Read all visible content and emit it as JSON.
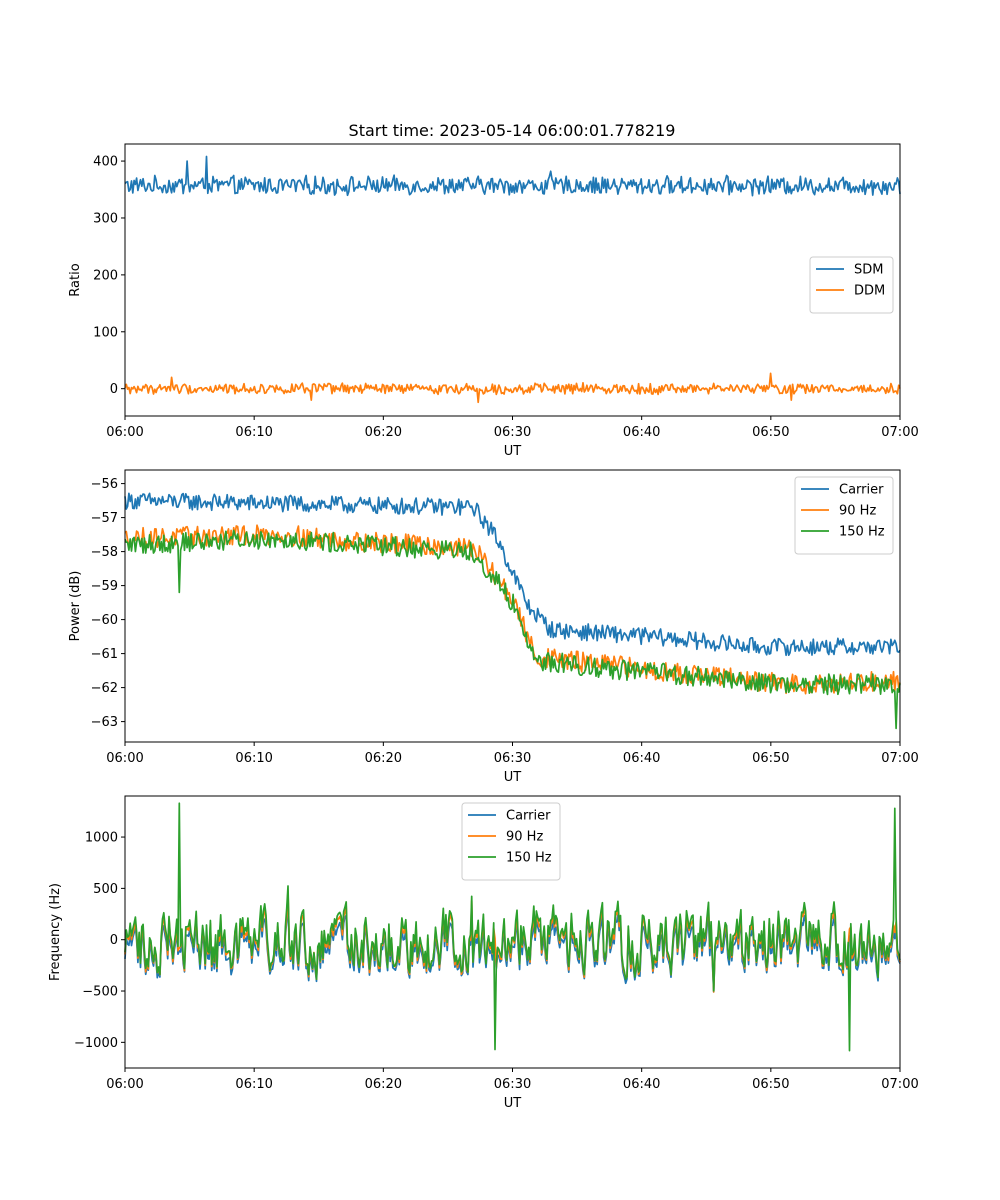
{
  "figure": {
    "title": "Start time: 2023-05-14 06:00:01.778219"
  },
  "chart_data": [
    {
      "type": "line",
      "title": "Start time: 2023-05-14 06:00:01.778219",
      "xlabel": "UT",
      "ylabel": "Ratio",
      "xlim": [
        "06:00",
        "07:00"
      ],
      "ylim": [
        -48,
        430
      ],
      "x_ticks": [
        "06:00",
        "06:10",
        "06:20",
        "06:30",
        "06:40",
        "06:50",
        "07:00"
      ],
      "y_ticks": [
        0,
        100,
        200,
        300,
        400
      ],
      "grid": false,
      "legend": "center-right",
      "series": [
        {
          "name": "SDM",
          "color": "#1f77b4",
          "mean": 357,
          "noise": 14,
          "spikes": [
            [
              0.08,
              400
            ],
            [
              0.105,
              408
            ],
            [
              0.55,
              382
            ]
          ]
        },
        {
          "name": "DDM",
          "color": "#ff7f0e",
          "mean": 0,
          "noise": 8,
          "spikes": [
            [
              0.06,
              20
            ],
            [
              0.24,
              -20
            ],
            [
              0.455,
              -24
            ],
            [
              0.833,
              27
            ],
            [
              0.86,
              -20
            ]
          ]
        }
      ]
    },
    {
      "type": "line",
      "title": "",
      "xlabel": "UT",
      "ylabel": "Power (dB)",
      "xlim": [
        "06:00",
        "07:00"
      ],
      "ylim": [
        -63.6,
        -55.6
      ],
      "x_ticks": [
        "06:00",
        "06:10",
        "06:20",
        "06:30",
        "06:40",
        "06:50",
        "07:00"
      ],
      "y_ticks": [
        -56,
        -57,
        -58,
        -59,
        -60,
        -61,
        -62,
        -63
      ],
      "grid": false,
      "legend": "top-right",
      "series": [
        {
          "name": "Carrier",
          "color": "#1f77b4",
          "levels": [
            [
              0,
              -56.5
            ],
            [
              0.45,
              -56.7
            ],
            [
              0.48,
              -57.6
            ],
            [
              0.52,
              -59.6
            ],
            [
              0.55,
              -60.3
            ],
            [
              0.68,
              -60.5
            ],
            [
              0.82,
              -60.8
            ],
            [
              1.0,
              -60.8
            ]
          ],
          "noise": 0.25
        },
        {
          "name": "90 Hz",
          "color": "#ff7f0e",
          "levels": [
            [
              0,
              -57.6
            ],
            [
              0.2,
              -57.5
            ],
            [
              0.3,
              -57.7
            ],
            [
              0.45,
              -57.9
            ],
            [
              0.5,
              -59.4
            ],
            [
              0.53,
              -61.1
            ],
            [
              0.65,
              -61.4
            ],
            [
              0.85,
              -61.9
            ],
            [
              1.0,
              -61.8
            ]
          ],
          "noise": 0.3
        },
        {
          "name": "150 Hz",
          "color": "#2ca02c",
          "levels": [
            [
              0,
              -57.8
            ],
            [
              0.2,
              -57.6
            ],
            [
              0.3,
              -57.8
            ],
            [
              0.45,
              -58.0
            ],
            [
              0.5,
              -59.5
            ],
            [
              0.53,
              -61.2
            ],
            [
              0.65,
              -61.5
            ],
            [
              0.85,
              -61.9
            ],
            [
              1.0,
              -61.9
            ]
          ],
          "noise": 0.3,
          "spikes": [
            [
              0.07,
              -59.2
            ],
            [
              0.995,
              -63.2
            ]
          ]
        }
      ]
    },
    {
      "type": "line",
      "title": "",
      "xlabel": "UT",
      "ylabel": "Frequency (Hz)",
      "xlim": [
        "06:00",
        "07:00"
      ],
      "ylim": [
        -1250,
        1400
      ],
      "x_ticks": [
        "06:00",
        "06:10",
        "06:20",
        "06:30",
        "06:40",
        "06:50",
        "07:00"
      ],
      "y_ticks": [
        -1000,
        -500,
        0,
        500,
        1000
      ],
      "grid": false,
      "legend": "upper-center",
      "series": [
        {
          "name": "Carrier",
          "color": "#1f77b4",
          "offset": -80,
          "amplitude": 420
        },
        {
          "name": "90 Hz",
          "color": "#ff7f0e",
          "offset": -30,
          "amplitude": 450
        },
        {
          "name": "150 Hz",
          "color": "#2ca02c",
          "offset": 0,
          "amplitude": 480,
          "spikes": [
            [
              0.07,
              1330
            ],
            [
              0.994,
              1280
            ],
            [
              0.477,
              -1070
            ],
            [
              0.935,
              -1080
            ]
          ]
        }
      ]
    }
  ]
}
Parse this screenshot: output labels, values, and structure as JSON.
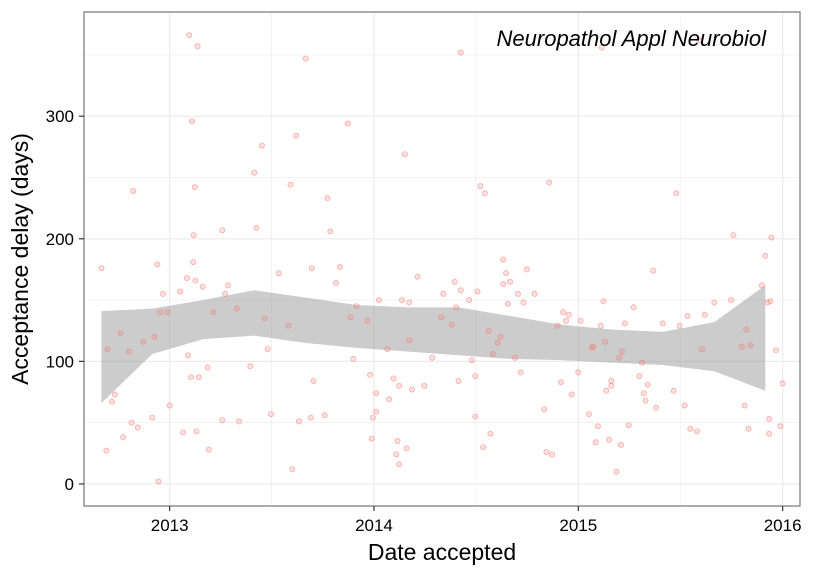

# # #

What you have to do :: Repeat each record exactly as shown above, dropping all images.

Task answer ::
Read all visible content and emit it as JSON.
{
  "figure": {
    "title": "Start time: 2023-05-14 06:00:01.778219"
  },
  "chart_data": [
    {
      "type": "line",
      "title": "Start time: 2023-05-14 06:00:01.778219",
      "xlabel": "UT",
      "ylabel": "Ratio",
      "xlim": [
        "06:00",
        "07:00"
      ],
      "ylim": [
        -48,
        430
      ],
      "x_ticks": [
        "06:00",
        "06:10",
        "06:20",
        "06:30",
        "06:40",
        "06:50",
        "07:00"
      ],
      "y_ticks": [
        0,
        100,
        200,
        300,
        400
      ],
      "grid": false,
      "legend": "center-right",
      "series": [
        {
          "name": "SDM",
          "color": "#1f77b4",
          "mean": 357,
          "noise": 14,
          "spikes": [
            [
              0.08,
              400
            ],
            [
              0.105,
              408
            ],
            [
              0.55,
              382
            ]
          ]
        },
        {
          "name": "DDM",
          "color": "#ff7f0e",
          "mean": 0,
          "noise": 8,
          "spikes": [
            [
              0.06,
              20
            ],
            [
              0.24,
              -20
            ],
            [
              0.455,
              -24
            ],
            [
              0.833,
              27
            ],
            [
              0.86,
              -20
            ]
          ]
        }
      ]
    },
    {
      "type": "line",
      "title": "",
      "xlabel": "UT",
      "ylabel": "Power (dB)",
      "xlim": [
        "06:00",
        "07:00"
      ],
      "ylim": [
        -63.6,
        -55.6
      ],
      "x_ticks": [
        "06:00",
        "06:10",
        "06:20",
        "06:30",
        "06:40",
        "06:50",
        "07:00"
      ],
      "y_ticks": [
        -56,
        -57,
        -58,
        -59,
        -60,
        -61,
        -62,
        -63
      ],
      "grid": false,
      "legend": "top-right",
      "series": [
        {
          "name": "Carrier",
          "color": "#1f77b4",
          "levels": [
            [
              0,
              -56.5
            ],
            [
              0.45,
              -56.7
            ],
            [
              0.48,
              -57.6
            ],
            [
              0.52,
              -59.6
            ],
            [
              0.55,
              -60.3
            ],
            [
              0.68,
              -60.5
            ],
            [
              0.82,
              -60.8
            ],
            [
              1.0,
              -60.8
            ]
          ],
          "noise": 0.25
        },
        {
          "name": "90 Hz",
          "color": "#ff7f0e",
          "levels": [
            [
              0,
              -57.6
            ],
            [
              0.2,
              -57.5
            ],
            [
              0.3,
              -57.7
            ],
            [
              0.45,
              -57.9
            ],
            [
              0.5,
              -59.4
            ],
            [
              0.53,
              -61.1
            ],
            [
              0.65,
              -61.4
            ],
            [
              0.85,
              -61.9
            ],
            [
              1.0,
              -61.8
            ]
          ],
          "noise": 0.3
        },
        {
          "name": "150 Hz",
          "color": "#2ca02c",
          "levels": [
            [
              0,
              -57.8
            ],
            [
              0.2,
              -57.6
            ],
            [
              0.3,
              -57.8
            ],
            [
              0.45,
              -58.0
            ],
            [
              0.5,
              -59.5
            ],
            [
              0.53,
              -61.2
            ],
            [
              0.65,
              -61.5
            ],
            [
              0.85,
              -61.9
            ],
            [
              1.0,
              -61.9
            ]
          ],
          "noise": 0.3,
          "spikes": [
            [
              0.07,
              -59.2
            ],
            [
              0.995,
              -63.2
            ]
          ]
        }
      ]
    },
    {
      "type": "line",
      "title": "",
      "xlabel": "UT",
      "ylabel": "Frequency (Hz)",
      "xlim": [
        "06:00",
        "07:00"
      ],
      "ylim": [
        -1250,
        1400
      ],
      "x_ticks": [
        "06:00",
        "06:10",
        "06:20",
        "06:30",
        "06:40",
        "06:50",
        "07:00"
      ],
      "y_ticks": [
        -1000,
        -500,
        0,
        500,
        1000
      ],
      "grid": false,
      "legend": "upper-center",
      "series": [
        {
          "name": "Carrier",
          "color": "#1f77b4",
          "offset": -80,
          "amplitude": 420
        },
        {
          "name": "90 Hz",
          "color": "#ff7f0e",
          "offset": -30,
          "amplitude": 450
        },
        {
          "name": "150 Hz",
          "color": "#2ca02c",
          "offset": 0,
          "amplitude": 480,
          "spikes": [
            [
              0.07,
              1330
            ],
            [
              0.994,
              1280
            ],
            [
              0.477,
              -1070
            ],
            [
              0.935,
              -1080
            ]
          ]
        }
      ]
    }
  ]
}
Parse this screenshot: output labels, values, and structure as JSON.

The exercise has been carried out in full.